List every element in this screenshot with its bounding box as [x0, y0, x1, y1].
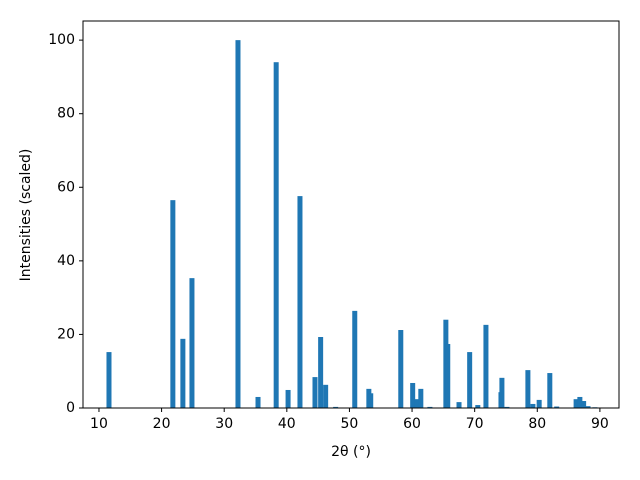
y-tick-label: 60	[57, 179, 75, 195]
bar	[525, 370, 531, 408]
bar	[475, 405, 481, 408]
bar	[273, 62, 279, 409]
bar	[323, 384, 329, 408]
bar	[499, 377, 505, 408]
y-tick-label: 40	[57, 253, 75, 269]
bar	[530, 403, 536, 408]
y-tick-label: 0	[66, 400, 75, 416]
x-tick-label: 80	[528, 416, 546, 432]
y-tick-label: 100	[48, 32, 75, 48]
bar	[368, 393, 374, 408]
bar	[285, 389, 291, 408]
bar	[581, 401, 587, 408]
plot-frame	[82, 20, 620, 409]
bar	[255, 396, 261, 408]
bar	[504, 406, 510, 408]
bar	[410, 382, 416, 408]
bar	[445, 343, 451, 408]
bar	[483, 324, 489, 408]
bar	[235, 40, 241, 409]
x-tick-label: 40	[278, 416, 296, 432]
x-tick-label: 90	[591, 416, 609, 432]
bar	[554, 406, 560, 408]
bar	[170, 200, 176, 408]
bar	[312, 377, 318, 408]
x-tick-label: 10	[90, 416, 108, 432]
x-tick-label: 20	[153, 416, 171, 432]
bar	[585, 406, 591, 408]
bar	[189, 278, 195, 408]
x-tick-label: 50	[341, 416, 359, 432]
bar	[106, 352, 112, 408]
bar	[577, 396, 583, 408]
y-tick-label: 80	[57, 106, 75, 122]
bar	[180, 338, 186, 408]
bar	[352, 310, 358, 408]
y-tick-label: 20	[57, 326, 75, 342]
x-axis-label: 2θ (°)	[331, 444, 371, 460]
bar	[333, 406, 339, 408]
y-axis-label: Intensities (scaled)	[18, 149, 34, 282]
bar	[427, 406, 433, 408]
x-tick-label: 30	[215, 416, 233, 432]
bar	[297, 196, 303, 408]
x-tick-label: 60	[403, 416, 421, 432]
bar	[547, 373, 553, 408]
bar	[398, 330, 404, 408]
bar	[467, 352, 473, 408]
bar	[318, 337, 324, 408]
bar	[573, 399, 579, 408]
bar	[536, 399, 542, 408]
bar	[414, 399, 420, 408]
bar	[418, 388, 424, 408]
x-tick-label: 70	[466, 416, 484, 432]
bar	[456, 402, 462, 408]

Problem to work on: Turn every line of the material above into a numbered list, skipping blank lines and leaving out any pictures.

Reply:
1. List every element in this screenshot with its bounding box as [x0, y0, x1, y1].
2. y-tick-label: 60	[57, 179, 75, 195]
3. bar	[525, 370, 531, 408]
4. bar	[475, 405, 481, 408]
5. bar	[273, 62, 279, 409]
6. bar	[323, 384, 329, 408]
7. bar	[499, 377, 505, 408]
8. y-tick-label: 40	[57, 253, 75, 269]
9. bar	[530, 403, 536, 408]
10. y-tick-label: 0	[66, 400, 75, 416]
11. x-tick-label: 80	[528, 416, 546, 432]
12. y-tick-label: 100	[48, 32, 75, 48]
13. bar	[368, 393, 374, 408]
14. bar	[285, 389, 291, 408]
15. bar	[581, 401, 587, 408]
16. plot-frame	[82, 20, 620, 409]
17. bar	[255, 396, 261, 408]
18. bar	[504, 406, 510, 408]
19. bar	[410, 382, 416, 408]
20. bar	[445, 343, 451, 408]
21. bar	[483, 324, 489, 408]
22. bar	[235, 40, 241, 409]
23. x-tick-label: 40	[278, 416, 296, 432]
24. x-tick-label: 90	[591, 416, 609, 432]
25. bar	[554, 406, 560, 408]
26. bar	[170, 200, 176, 408]
27. bar	[312, 377, 318, 408]
28. x-tick-label: 10	[90, 416, 108, 432]
29. x-tick-label: 20	[153, 416, 171, 432]
30. bar	[585, 406, 591, 408]
31. bar	[189, 278, 195, 408]
32. x-tick-label: 50	[341, 416, 359, 432]
33. bar	[106, 352, 112, 408]
34. bar	[577, 396, 583, 408]
35. y-tick-label: 80	[57, 106, 75, 122]
36. bar	[180, 338, 186, 408]
37. bar	[352, 310, 358, 408]
38. y-tick-label: 20	[57, 326, 75, 342]
39. x-axis-label: 2θ (°)	[331, 444, 371, 460]
40. bar	[333, 406, 339, 408]
41. y-axis-label: Intensities (scaled)	[18, 149, 34, 282]
42. bar	[427, 406, 433, 408]
43. x-tick-label: 30	[215, 416, 233, 432]
44. bar	[297, 196, 303, 408]
45. x-tick-label: 60	[403, 416, 421, 432]
46. bar	[547, 373, 553, 408]
47. bar	[398, 330, 404, 408]
48. bar	[467, 352, 473, 408]
49. bar	[318, 337, 324, 408]
50. bar	[573, 399, 579, 408]
51. bar	[536, 399, 542, 408]
52. bar	[414, 399, 420, 408]
53. bar	[418, 388, 424, 408]
54. x-tick-label: 70	[466, 416, 484, 432]
55. bar	[456, 402, 462, 408]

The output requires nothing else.